• **Task**
Lift out all lines below that contain "icon".

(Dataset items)
╔══

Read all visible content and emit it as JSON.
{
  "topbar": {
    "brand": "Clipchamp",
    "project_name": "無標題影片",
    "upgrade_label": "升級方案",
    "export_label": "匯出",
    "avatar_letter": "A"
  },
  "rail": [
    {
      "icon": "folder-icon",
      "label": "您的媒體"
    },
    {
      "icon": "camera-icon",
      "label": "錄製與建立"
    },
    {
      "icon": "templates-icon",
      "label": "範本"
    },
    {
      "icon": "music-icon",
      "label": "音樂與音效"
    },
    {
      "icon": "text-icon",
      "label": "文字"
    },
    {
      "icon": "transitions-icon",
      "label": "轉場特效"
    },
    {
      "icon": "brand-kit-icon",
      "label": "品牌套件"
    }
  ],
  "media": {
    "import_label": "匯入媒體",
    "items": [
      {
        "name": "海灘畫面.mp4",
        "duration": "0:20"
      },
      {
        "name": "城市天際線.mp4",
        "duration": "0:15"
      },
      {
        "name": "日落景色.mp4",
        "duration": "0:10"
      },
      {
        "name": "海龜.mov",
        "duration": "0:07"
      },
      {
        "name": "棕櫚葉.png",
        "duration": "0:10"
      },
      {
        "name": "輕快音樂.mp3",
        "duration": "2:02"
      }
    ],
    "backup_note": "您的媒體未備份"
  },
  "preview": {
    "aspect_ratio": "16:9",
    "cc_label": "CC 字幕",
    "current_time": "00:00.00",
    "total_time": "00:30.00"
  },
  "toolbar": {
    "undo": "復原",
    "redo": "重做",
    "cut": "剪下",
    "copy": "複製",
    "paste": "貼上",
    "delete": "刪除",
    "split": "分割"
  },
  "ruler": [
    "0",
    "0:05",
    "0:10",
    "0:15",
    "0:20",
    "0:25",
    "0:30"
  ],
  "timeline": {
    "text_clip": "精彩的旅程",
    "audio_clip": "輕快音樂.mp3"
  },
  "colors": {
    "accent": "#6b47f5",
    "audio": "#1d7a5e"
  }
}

╚══

• **Solved problem**
      "icon": "folder-icon",
      "icon": "camera-icon",
      "icon": "templates-icon",
      "icon": "music-icon",
      "icon": "text-icon",
      "icon": "transitions-icon",
      "icon": "brand-kit-icon",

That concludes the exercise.